Write out every entry exactly as it stands.

**Extracted records**
◇ ◇ ◇ ◇

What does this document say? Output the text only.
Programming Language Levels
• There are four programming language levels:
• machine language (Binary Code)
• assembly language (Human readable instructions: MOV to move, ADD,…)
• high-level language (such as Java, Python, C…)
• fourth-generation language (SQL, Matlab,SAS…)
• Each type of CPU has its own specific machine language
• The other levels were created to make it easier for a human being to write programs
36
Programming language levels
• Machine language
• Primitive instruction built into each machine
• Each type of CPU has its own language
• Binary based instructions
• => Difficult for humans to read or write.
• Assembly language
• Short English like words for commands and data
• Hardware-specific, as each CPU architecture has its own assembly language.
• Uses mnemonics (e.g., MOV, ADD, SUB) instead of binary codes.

◇ ◇ ◇ ◇

**Correct result**
What does this document say? Output the text only.
Programming Language Levels
• There are four programming language levels:
• machine language (Binary Code)
• assembly language (Human readable instructions: MOV to move, ADD,…)
• high-level language (such as Java, Python, C…)
• fourth-generation language (SQL, Matlab,SAS…)
• Each type of CPU has its own specific machine language
• The other levels were created to make it easier for a human being to write programs
36
Programming language levels
• Machine language
• Primitive instruction built into each machine
• Each type of CPU has its own language
• Binary based instructions
• => Difficult for humans to read or write.
• Assembly language
• Short English like words for commands and data
• Hardware-specific, as each CPU architecture has its own assembly language.
• Uses mnemonics (e.g., MOV, ADD, SUB) instead of binary codes.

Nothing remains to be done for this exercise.